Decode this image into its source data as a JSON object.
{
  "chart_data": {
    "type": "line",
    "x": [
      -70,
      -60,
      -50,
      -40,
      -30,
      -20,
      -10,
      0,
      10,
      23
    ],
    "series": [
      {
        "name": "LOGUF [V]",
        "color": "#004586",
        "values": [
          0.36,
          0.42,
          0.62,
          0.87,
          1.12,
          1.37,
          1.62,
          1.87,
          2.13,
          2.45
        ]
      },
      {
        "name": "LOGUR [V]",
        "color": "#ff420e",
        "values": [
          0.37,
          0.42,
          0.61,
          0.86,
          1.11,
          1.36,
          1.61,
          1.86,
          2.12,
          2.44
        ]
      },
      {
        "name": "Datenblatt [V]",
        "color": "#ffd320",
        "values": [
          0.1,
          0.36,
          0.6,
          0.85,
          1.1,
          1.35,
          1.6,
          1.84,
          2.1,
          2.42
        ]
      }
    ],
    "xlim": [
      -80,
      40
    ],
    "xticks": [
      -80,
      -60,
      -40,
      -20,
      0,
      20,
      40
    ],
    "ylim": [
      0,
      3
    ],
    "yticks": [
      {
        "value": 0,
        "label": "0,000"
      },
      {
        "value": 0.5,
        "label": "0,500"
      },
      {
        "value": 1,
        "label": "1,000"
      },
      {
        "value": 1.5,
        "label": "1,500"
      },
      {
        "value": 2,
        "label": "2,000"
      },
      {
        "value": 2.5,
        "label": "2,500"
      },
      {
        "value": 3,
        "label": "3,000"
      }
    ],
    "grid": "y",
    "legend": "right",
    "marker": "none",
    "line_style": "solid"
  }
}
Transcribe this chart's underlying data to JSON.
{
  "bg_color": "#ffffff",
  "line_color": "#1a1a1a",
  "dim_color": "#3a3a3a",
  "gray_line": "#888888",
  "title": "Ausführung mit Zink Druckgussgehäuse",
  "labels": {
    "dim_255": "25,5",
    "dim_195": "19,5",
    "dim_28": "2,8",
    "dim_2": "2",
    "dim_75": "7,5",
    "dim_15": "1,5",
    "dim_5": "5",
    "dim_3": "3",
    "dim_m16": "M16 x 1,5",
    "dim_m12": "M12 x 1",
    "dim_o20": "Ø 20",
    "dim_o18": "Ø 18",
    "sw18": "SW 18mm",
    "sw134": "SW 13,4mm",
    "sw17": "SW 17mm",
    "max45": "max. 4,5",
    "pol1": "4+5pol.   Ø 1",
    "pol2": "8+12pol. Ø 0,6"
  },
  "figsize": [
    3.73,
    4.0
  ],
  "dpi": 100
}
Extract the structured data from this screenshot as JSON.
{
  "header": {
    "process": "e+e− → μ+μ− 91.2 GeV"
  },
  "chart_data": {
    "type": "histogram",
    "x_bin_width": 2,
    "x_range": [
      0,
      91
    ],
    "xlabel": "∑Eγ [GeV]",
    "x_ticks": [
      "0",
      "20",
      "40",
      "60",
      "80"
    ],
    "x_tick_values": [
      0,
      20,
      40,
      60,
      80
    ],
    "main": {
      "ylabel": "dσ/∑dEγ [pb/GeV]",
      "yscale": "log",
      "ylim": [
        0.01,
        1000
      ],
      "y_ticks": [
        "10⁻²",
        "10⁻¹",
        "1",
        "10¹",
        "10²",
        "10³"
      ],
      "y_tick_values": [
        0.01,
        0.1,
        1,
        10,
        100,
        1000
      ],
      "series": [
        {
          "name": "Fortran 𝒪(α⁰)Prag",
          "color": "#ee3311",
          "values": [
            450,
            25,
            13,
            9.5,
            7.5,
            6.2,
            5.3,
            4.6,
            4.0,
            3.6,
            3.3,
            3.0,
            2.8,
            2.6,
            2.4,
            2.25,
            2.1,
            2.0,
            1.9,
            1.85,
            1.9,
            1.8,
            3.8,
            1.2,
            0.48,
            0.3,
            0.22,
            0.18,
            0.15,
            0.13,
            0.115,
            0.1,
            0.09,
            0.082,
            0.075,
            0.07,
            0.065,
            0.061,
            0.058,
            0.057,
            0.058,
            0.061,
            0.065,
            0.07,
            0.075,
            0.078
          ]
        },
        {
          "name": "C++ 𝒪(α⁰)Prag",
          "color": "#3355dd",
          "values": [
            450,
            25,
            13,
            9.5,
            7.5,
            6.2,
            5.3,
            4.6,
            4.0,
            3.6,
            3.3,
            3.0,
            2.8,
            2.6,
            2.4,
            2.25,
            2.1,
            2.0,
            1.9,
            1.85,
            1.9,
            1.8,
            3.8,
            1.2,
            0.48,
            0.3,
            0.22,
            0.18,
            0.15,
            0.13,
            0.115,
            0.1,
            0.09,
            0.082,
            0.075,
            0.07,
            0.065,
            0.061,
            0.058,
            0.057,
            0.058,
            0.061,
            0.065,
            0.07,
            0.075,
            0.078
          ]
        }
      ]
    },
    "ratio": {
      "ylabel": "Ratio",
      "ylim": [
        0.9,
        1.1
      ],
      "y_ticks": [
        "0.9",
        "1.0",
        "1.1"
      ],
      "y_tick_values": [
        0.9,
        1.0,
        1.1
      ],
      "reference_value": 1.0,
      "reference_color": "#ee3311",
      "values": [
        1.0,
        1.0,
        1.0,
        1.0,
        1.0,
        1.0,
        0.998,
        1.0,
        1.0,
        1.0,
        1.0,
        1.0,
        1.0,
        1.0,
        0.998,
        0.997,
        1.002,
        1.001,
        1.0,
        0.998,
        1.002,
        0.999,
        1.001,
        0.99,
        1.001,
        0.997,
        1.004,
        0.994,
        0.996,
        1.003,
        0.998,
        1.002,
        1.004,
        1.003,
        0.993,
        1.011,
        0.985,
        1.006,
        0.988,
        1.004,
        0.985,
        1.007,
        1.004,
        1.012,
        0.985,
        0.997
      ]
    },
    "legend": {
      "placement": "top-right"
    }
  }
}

----

PROBLEM DETAILS>
Exactly as written above, please repeat the entries.

SOLUTION>
Decode this image into its source data as a JSON object.
{
  "chart_data": {
    "type": "line",
    "x": [
      -70,
      -60,
      -50,
      -40,
      -30,
      -20,
      -10,
      0,
      10,
      23
    ],
    "series": [
      {
        "name": "LOGUF [V]",
        "color": "#004586",
        "values": [
          0.36,
          0.42,
          0.62,
          0.87,
          1.12,
          1.37,
          1.62,
          1.87,
          2.13,
          2.45
        ]
      },
      {
        "name": "LOGUR [V]",
        "color": "#ff420e",
        "values": [
          0.37,
          0.42,
          0.61,
          0.86,
          1.11,
          1.36,
          1.61,
          1.86,
          2.12,
          2.44
        ]
      },
      {
        "name": "Datenblatt [V]",
        "color": "#ffd320",
        "values": [
          0.1,
          0.36,
          0.6,
          0.85,
          1.1,
          1.35,
          1.6,
          1.84,
          2.1,
          2.42
        ]
      }
    ],
    "xlim": [
      -80,
      40
    ],
    "xticks": [
      -80,
      -60,
      -40,
      -20,
      0,
      20,
      40
    ],
    "ylim": [
      0,
      3
    ],
    "yticks": [
      {
        "value": 0,
        "label": "0,000"
      },
      {
        "value": 0.5,
        "label": "0,500"
      },
      {
        "value": 1,
        "label": "1,000"
      },
      {
        "value": 1.5,
        "label": "1,500"
      },
      {
        "value": 2,
        "label": "2,000"
      },
      {
        "value": 2.5,
        "label": "2,500"
      },
      {
        "value": 3,
        "label": "3,000"
      }
    ],
    "grid": "y",
    "legend": "right",
    "marker": "none",
    "line_style": "solid"
  }
}
Transcribe this chart's underlying data to JSON.
{
  "bg_color": "#ffffff",
  "line_color": "#1a1a1a",
  "dim_color": "#3a3a3a",
  "gray_line": "#888888",
  "title": "Ausführung mit Zink Druckgussgehäuse",
  "labels": {
    "dim_255": "25,5",
    "dim_195": "19,5",
    "dim_28": "2,8",
    "dim_2": "2",
    "dim_75": "7,5",
    "dim_15": "1,5",
    "dim_5": "5",
    "dim_3": "3",
    "dim_m16": "M16 x 1,5",
    "dim_m12": "M12 x 1",
    "dim_o20": "Ø 20",
    "dim_o18": "Ø 18",
    "sw18": "SW 18mm",
    "sw134": "SW 13,4mm",
    "sw17": "SW 17mm",
    "max45": "max. 4,5",
    "pol1": "4+5pol.   Ø 1",
    "pol2": "8+12pol. Ø 0,6"
  },
  "figsize": [
    3.73,
    4.0
  ],
  "dpi": 100
}
Extract the structured data from this screenshot as JSON.
{
  "header": {
    "process": "e+e− → μ+μ− 91.2 GeV"
  },
  "chart_data": {
    "type": "histogram",
    "x_bin_width": 2,
    "x_range": [
      0,
      91
    ],
    "xlabel": "∑Eγ [GeV]",
    "x_ticks": [
      "0",
      "20",
      "40",
      "60",
      "80"
    ],
    "x_tick_values": [
      0,
      20,
      40,
      60,
      80
    ],
    "main": {
      "ylabel": "dσ/∑dEγ [pb/GeV]",
      "yscale": "log",
      "ylim": [
        0.01,
        1000
      ],
      "y_ticks": [
        "10⁻²",
        "10⁻¹",
        "1",
        "10¹",
        "10²",
        "10³"
      ],
      "y_tick_values": [
        0.01,
        0.1,
        1,
        10,
        100,
        1000
      ],
      "series": [
        {
          "name": "Fortran 𝒪(α⁰)Prag",
          "color": "#ee3311",
          "values": [
            450,
            25,
            13,
            9.5,
            7.5,
            6.2,
            5.3,
            4.6,
            4.0,
            3.6,
            3.3,
            3.0,
            2.8,
            2.6,
            2.4,
            2.25,
            2.1,
            2.0,
            1.9,
            1.85,
            1.9,
            1.8,
            3.8,
            1.2,
            0.48,
            0.3,
            0.22,
            0.18,
            0.15,
            0.13,
            0.115,
            0.1,
            0.09,
            0.082,
            0.075,
            0.07,
            0.065,
            0.061,
            0.058,
            0.057,
            0.058,
            0.061,
            0.065,
            0.07,
            0.075,
            0.078
          ]
        },
        {
          "name": "C++ 𝒪(α⁰)Prag",
          "color": "#3355dd",
          "values": [
            450,
            25,
            13,
            9.5,
            7.5,
            6.2,
            5.3,
            4.6,
            4.0,
            3.6,
            3.3,
            3.0,
            2.8,
            2.6,
            2.4,
            2.25,
            2.1,
            2.0,
            1.9,
            1.85,
            1.9,
            1.8,
            3.8,
            1.2,
            0.48,
            0.3,
            0.22,
            0.18,
            0.15,
            0.13,
            0.115,
            0.1,
            0.09,
            0.082,
            0.075,
            0.07,
            0.065,
            0.061,
            0.058,
            0.057,
            0.058,
            0.061,
            0.065,
            0.07,
            0.075,
            0.078
          ]
        }
      ]
    },
    "ratio": {
      "ylabel": "Ratio",
      "ylim": [
        0.9,
        1.1
      ],
      "y_ticks": [
        "0.9",
        "1.0",
        "1.1"
      ],
      "y_tick_values": [
        0.9,
        1.0,
        1.1
      ],
      "reference_value": 1.0,
      "reference_color": "#ee3311",
      "values": [
        1.0,
        1.0,
        1.0,
        1.0,
        1.0,
        1.0,
        0.998,
        1.0,
        1.0,
        1.0,
        1.0,
        1.0,
        1.0,
        1.0,
        0.998,
        0.997,
        1.002,
        1.001,
        1.0,
        0.998,
        1.002,
        0.999,
        1.001,
        0.99,
        1.001,
        0.997,
        1.004,
        0.994,
        0.996,
        1.003,
        0.998,
        1.002,
        1.004,
        1.003,
        0.993,
        1.011,
        0.985,
        1.006,
        0.988,
        1.004,
        0.985,
        1.007,
        1.004,
        1.012,
        0.985,
        0.997
      ]
    },
    "legend": {
      "placement": "top-right"
    }
  }
}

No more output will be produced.